● **Prompt**
Retype the full set of records. Keep every character identical.

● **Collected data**
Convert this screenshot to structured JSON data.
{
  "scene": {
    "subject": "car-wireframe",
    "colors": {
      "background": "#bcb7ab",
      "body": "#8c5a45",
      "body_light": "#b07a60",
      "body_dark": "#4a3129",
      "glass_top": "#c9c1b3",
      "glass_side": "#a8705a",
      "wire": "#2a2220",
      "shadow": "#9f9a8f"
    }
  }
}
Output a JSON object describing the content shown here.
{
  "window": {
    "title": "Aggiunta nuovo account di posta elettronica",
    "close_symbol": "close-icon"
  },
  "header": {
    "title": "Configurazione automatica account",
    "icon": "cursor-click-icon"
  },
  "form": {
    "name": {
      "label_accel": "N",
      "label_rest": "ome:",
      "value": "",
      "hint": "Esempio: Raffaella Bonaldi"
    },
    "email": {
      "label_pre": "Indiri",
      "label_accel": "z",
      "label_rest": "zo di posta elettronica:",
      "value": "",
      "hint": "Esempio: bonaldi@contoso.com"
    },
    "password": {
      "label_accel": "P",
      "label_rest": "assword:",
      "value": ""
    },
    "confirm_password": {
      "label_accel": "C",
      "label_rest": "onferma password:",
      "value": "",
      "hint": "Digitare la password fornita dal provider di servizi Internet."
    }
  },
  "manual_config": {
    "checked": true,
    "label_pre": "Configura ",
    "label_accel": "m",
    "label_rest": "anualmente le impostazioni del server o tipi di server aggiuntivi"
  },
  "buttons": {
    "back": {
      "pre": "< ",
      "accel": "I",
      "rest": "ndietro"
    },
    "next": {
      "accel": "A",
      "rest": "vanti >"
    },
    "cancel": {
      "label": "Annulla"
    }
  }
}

● **Output for this exercise**
Convert this screenshot to structured JSON data.
{
  "scene": {
    "subject": "car-wireframe",
    "colors": {
      "background": "#bcb7ab",
      "body": "#8c5a45",
      "body_light": "#b07a60",
      "body_dark": "#4a3129",
      "glass_top": "#c9c1b3",
      "glass_side": "#a8705a",
      "wire": "#2a2220",
      "shadow": "#9f9a8f"
    }
  }
}
Output a JSON object describing the content shown here.
{
  "window": {
    "title": "Aggiunta nuovo account di posta elettronica",
    "close_symbol": "close-icon"
  },
  "header": {
    "title": "Configurazione automatica account",
    "icon": "cursor-click-icon"
  },
  "form": {
    "name": {
      "label_accel": "N",
      "label_rest": "ome:",
      "value": "",
      "hint": "Esempio: Raffaella Bonaldi"
    },
    "email": {
      "label_pre": "Indiri",
      "label_accel": "z",
      "label_rest": "zo di posta elettronica:",
      "value": "",
      "hint": "Esempio: bonaldi@contoso.com"
    },
    "password": {
      "label_accel": "P",
      "label_rest": "assword:",
      "value": ""
    },
    "confirm_password": {
      "label_accel": "C",
      "label_rest": "onferma password:",
      "value": "",
      "hint": "Digitare la password fornita dal provider di servizi Internet."
    }
  },
  "manual_config": {
    "checked": true,
    "label_pre": "Configura ",
    "label_accel": "m",
    "label_rest": "anualmente le impostazioni del server o tipi di server aggiuntivi"
  },
  "buttons": {
    "back": {
      "pre": "< ",
      "accel": "I",
      "rest": "ndietro"
    },
    "next": {
      "accel": "A",
      "rest": "vanti >"
    },
    "cancel": {
      "label": "Annulla"
    }
  }
}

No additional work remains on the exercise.